--- BEGIN ---
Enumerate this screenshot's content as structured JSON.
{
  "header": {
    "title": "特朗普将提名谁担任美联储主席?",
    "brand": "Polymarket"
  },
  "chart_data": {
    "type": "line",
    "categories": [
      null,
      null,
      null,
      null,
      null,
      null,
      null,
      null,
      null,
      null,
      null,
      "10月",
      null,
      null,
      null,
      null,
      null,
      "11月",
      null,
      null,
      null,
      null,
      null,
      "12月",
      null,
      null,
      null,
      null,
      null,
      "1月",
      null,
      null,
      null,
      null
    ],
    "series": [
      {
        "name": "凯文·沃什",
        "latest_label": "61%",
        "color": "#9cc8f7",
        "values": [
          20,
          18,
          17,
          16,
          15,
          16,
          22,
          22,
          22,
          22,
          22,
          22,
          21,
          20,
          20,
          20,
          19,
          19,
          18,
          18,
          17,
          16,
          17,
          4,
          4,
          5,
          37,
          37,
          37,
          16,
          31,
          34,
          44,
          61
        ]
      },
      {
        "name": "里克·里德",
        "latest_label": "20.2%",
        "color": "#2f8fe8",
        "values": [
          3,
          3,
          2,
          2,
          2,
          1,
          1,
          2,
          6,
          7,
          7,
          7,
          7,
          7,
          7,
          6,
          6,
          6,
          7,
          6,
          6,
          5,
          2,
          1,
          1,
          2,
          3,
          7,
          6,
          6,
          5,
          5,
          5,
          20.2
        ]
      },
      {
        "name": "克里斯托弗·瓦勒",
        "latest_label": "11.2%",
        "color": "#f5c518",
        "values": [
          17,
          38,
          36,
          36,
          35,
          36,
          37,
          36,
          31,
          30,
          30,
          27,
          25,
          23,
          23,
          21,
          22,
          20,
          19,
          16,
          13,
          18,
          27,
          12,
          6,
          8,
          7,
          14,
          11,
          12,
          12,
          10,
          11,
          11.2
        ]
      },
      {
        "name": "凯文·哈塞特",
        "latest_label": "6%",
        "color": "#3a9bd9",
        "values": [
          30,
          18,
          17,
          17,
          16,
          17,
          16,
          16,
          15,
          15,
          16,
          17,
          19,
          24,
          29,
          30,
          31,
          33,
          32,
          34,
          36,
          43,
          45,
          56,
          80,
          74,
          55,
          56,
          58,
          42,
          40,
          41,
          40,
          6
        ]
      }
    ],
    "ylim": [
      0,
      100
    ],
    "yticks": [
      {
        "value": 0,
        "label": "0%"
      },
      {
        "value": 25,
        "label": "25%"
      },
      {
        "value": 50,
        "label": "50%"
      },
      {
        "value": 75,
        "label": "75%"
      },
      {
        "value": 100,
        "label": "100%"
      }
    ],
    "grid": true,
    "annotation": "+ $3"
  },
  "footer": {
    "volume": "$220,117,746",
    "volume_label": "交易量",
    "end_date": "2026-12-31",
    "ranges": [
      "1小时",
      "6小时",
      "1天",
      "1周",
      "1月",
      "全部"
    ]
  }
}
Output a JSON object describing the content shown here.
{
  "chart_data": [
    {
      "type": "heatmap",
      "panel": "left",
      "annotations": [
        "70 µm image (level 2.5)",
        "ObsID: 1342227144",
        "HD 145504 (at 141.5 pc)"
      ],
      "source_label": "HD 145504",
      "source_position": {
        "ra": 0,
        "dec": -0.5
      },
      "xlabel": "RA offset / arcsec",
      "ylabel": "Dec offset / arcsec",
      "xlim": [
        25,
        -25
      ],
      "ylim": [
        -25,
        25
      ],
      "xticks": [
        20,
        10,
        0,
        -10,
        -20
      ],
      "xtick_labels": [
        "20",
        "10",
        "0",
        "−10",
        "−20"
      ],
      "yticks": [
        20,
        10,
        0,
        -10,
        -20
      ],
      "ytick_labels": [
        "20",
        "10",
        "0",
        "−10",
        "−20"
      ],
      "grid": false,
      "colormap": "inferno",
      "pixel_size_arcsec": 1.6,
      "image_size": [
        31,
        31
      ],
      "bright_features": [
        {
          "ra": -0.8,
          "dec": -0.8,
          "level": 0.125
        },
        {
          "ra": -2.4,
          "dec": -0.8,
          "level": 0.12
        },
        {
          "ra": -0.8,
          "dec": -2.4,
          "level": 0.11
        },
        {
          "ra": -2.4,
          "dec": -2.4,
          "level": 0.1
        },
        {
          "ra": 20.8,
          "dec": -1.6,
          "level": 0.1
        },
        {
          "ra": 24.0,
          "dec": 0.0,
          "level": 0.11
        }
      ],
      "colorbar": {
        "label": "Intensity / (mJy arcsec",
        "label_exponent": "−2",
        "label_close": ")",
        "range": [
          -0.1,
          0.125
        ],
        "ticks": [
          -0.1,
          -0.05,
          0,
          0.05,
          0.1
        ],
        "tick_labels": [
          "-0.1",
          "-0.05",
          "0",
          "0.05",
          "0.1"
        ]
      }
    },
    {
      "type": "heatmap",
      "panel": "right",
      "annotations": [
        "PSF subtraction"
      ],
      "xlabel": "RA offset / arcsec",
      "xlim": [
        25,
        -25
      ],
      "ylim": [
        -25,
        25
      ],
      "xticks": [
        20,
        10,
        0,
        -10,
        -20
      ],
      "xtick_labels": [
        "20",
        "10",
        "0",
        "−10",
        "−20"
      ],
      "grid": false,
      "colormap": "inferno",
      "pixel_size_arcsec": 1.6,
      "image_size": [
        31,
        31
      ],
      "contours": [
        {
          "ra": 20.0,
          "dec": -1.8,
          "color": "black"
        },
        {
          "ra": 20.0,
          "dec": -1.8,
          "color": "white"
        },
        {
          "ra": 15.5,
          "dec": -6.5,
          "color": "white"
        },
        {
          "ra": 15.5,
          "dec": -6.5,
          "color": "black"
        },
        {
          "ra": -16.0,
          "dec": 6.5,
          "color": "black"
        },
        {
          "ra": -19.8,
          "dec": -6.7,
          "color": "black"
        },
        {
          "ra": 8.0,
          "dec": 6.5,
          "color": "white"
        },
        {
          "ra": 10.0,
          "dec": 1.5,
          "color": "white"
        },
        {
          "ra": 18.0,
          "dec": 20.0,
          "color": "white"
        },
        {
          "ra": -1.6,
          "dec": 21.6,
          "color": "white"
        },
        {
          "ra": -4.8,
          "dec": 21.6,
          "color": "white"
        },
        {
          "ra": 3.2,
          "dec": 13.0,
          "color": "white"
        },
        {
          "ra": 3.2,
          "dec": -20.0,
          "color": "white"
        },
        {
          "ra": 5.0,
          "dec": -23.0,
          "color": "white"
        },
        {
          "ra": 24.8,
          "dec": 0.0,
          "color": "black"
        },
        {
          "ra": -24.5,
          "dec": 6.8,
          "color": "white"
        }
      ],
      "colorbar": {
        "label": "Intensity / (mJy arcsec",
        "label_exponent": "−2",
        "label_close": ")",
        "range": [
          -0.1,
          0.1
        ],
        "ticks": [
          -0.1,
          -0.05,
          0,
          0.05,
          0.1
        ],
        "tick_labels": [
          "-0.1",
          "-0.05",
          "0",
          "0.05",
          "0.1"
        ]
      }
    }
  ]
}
--- END ---
Exercise: From the records above, extract each line exactly as shown.

Expected output:
Enumerate this screenshot's content as structured JSON.
{
  "header": {
    "title": "特朗普将提名谁担任美联储主席?",
    "brand": "Polymarket"
  },
  "chart_data": {
    "type": "line",
    "categories": [
      null,
      null,
      null,
      null,
      null,
      null,
      null,
      null,
      null,
      null,
      null,
      "10月",
      null,
      null,
      null,
      null,
      null,
      "11月",
      null,
      null,
      null,
      null,
      null,
      "12月",
      null,
      null,
      null,
      null,
      null,
      "1月",
      null,
      null,
      null,
      null
    ],
    "series": [
      {
        "name": "凯文·沃什",
        "latest_label": "61%",
        "color": "#9cc8f7",
        "values": [
          20,
          18,
          17,
          16,
          15,
          16,
          22,
          22,
          22,
          22,
          22,
          22,
          21,
          20,
          20,
          20,
          19,
          19,
          18,
          18,
          17,
          16,
          17,
          4,
          4,
          5,
          37,
          37,
          37,
          16,
          31,
          34,
          44,
          61
        ]
      },
      {
        "name": "里克·里德",
        "latest_label": "20.2%",
        "color": "#2f8fe8",
        "values": [
          3,
          3,
          2,
          2,
          2,
          1,
          1,
          2,
          6,
          7,
          7,
          7,
          7,
          7,
          7,
          6,
          6,
          6,
          7,
          6,
          6,
          5,
          2,
          1,
          1,
          2,
          3,
          7,
          6,
          6,
          5,
          5,
          5,
          20.2
        ]
      },
      {
        "name": "克里斯托弗·瓦勒",
        "latest_label": "11.2%",
        "color": "#f5c518",
        "values": [
          17,
          38,
          36,
          36,
          35,
          36,
          37,
          36,
          31,
          30,
          30,
          27,
          25,
          23,
          23,
          21,
          22,
          20,
          19,
          16,
          13,
          18,
          27,
          12,
          6,
          8,
          7,
          14,
          11,
          12,
          12,
          10,
          11,
          11.2
        ]
      },
      {
        "name": "凯文·哈塞特",
        "latest_label": "6%",
        "color": "#3a9bd9",
        "values": [
          30,
          18,
          17,
          17,
          16,
          17,
          16,
          16,
          15,
          15,
          16,
          17,
          19,
          24,
          29,
          30,
          31,
          33,
          32,
          34,
          36,
          43,
          45,
          56,
          80,
          74,
          55,
          56,
          58,
          42,
          40,
          41,
          40,
          6
        ]
      }
    ],
    "ylim": [
      0,
      100
    ],
    "yticks": [
      {
        "value": 0,
        "label": "0%"
      },
      {
        "value": 25,
        "label": "25%"
      },
      {
        "value": 50,
        "label": "50%"
      },
      {
        "value": 75,
        "label": "75%"
      },
      {
        "value": 100,
        "label": "100%"
      }
    ],
    "grid": true,
    "annotation": "+ $3"
  },
  "footer": {
    "volume": "$220,117,746",
    "volume_label": "交易量",
    "end_date": "2026-12-31",
    "ranges": [
      "1小时",
      "6小时",
      "1天",
      "1周",
      "1月",
      "全部"
    ]
  }
}
Output a JSON object describing the content shown here.
{
  "chart_data": [
    {
      "type": "heatmap",
      "panel": "left",
      "annotations": [
        "70 µm image (level 2.5)",
        "ObsID: 1342227144",
        "HD 145504 (at 141.5 pc)"
      ],
      "source_label": "HD 145504",
      "source_position": {
        "ra": 0,
        "dec": -0.5
      },
      "xlabel": "RA offset / arcsec",
      "ylabel": "Dec offset / arcsec",
      "xlim": [
        25,
        -25
      ],
      "ylim": [
        -25,
        25
      ],
      "xticks": [
        20,
        10,
        0,
        -10,
        -20
      ],
      "xtick_labels": [
        "20",
        "10",
        "0",
        "−10",
        "−20"
      ],
      "yticks": [
        20,
        10,
        0,
        -10,
        -20
      ],
      "ytick_labels": [
        "20",
        "10",
        "0",
        "−10",
        "−20"
      ],
      "grid": false,
      "colormap": "inferno",
      "pixel_size_arcsec": 1.6,
      "image_size": [
        31,
        31
      ],
      "bright_features": [
        {
          "ra": -0.8,
          "dec": -0.8,
          "level": 0.125
        },
        {
          "ra": -2.4,
          "dec": -0.8,
          "level": 0.12
        },
        {
          "ra": -0.8,
          "dec": -2.4,
          "level": 0.11
        },
        {
          "ra": -2.4,
          "dec": -2.4,
          "level": 0.1
        },
        {
          "ra": 20.8,
          "dec": -1.6,
          "level": 0.1
        },
        {
          "ra": 24.0,
          "dec": 0.0,
          "level": 0.11
        }
      ],
      "colorbar": {
        "label": "Intensity / (mJy arcsec",
        "label_exponent": "−2",
        "label_close": ")",
        "range": [
          -0.1,
          0.125
        ],
        "ticks": [
          -0.1,
          -0.05,
          0,
          0.05,
          0.1
        ],
        "tick_labels": [
          "-0.1",
          "-0.05",
          "0",
          "0.05",
          "0.1"
        ]
      }
    },
    {
      "type": "heatmap",
      "panel": "right",
      "annotations": [
        "PSF subtraction"
      ],
      "xlabel": "RA offset / arcsec",
      "xlim": [
        25,
        -25
      ],
      "ylim": [
        -25,
        25
      ],
      "xticks": [
        20,
        10,
        0,
        -10,
        -20
      ],
      "xtick_labels": [
        "20",
        "10",
        "0",
        "−10",
        "−20"
      ],
      "grid": false,
      "colormap": "inferno",
      "pixel_size_arcsec": 1.6,
      "image_size": [
        31,
        31
      ],
      "contours": [
        {
          "ra": 20.0,
          "dec": -1.8,
          "color": "black"
        },
        {
          "ra": 20.0,
          "dec": -1.8,
          "color": "white"
        },
        {
          "ra": 15.5,
          "dec": -6.5,
          "color": "white"
        },
        {
          "ra": 15.5,
          "dec": -6.5,
          "color": "black"
        },
        {
          "ra": -16.0,
          "dec": 6.5,
          "color": "black"
        },
        {
          "ra": -19.8,
          "dec": -6.7,
          "color": "black"
        },
        {
          "ra": 8.0,
          "dec": 6.5,
          "color": "white"
        },
        {
          "ra": 10.0,
          "dec": 1.5,
          "color": "white"
        },
        {
          "ra": 18.0,
          "dec": 20.0,
          "color": "white"
        },
        {
          "ra": -1.6,
          "dec": 21.6,
          "color": "white"
        },
        {
          "ra": -4.8,
          "dec": 21.6,
          "color": "white"
        },
        {
          "ra": 3.2,
          "dec": 13.0,
          "color": "white"
        },
        {
          "ra": 3.2,
          "dec": -20.0,
          "color": "white"
        },
        {
          "ra": 5.0,
          "dec": -23.0,
          "color": "white"
        },
        {
          "ra": 24.8,
          "dec": 0.0,
          "color": "black"
        },
        {
          "ra": -24.5,
          "dec": 6.8,
          "color": "white"
        }
      ],
      "colorbar": {
        "label": "Intensity / (mJy arcsec",
        "label_exponent": "−2",
        "label_close": ")",
        "range": [
          -0.1,
          0.1
        ],
        "ticks": [
          -0.1,
          -0.05,
          0,
          0.05,
          0.1
        ],
        "tick_labels": [
          "-0.1",
          "-0.05",
          "0",
          "0.05",
          "0.1"
        ]
      }
    }
  ]
}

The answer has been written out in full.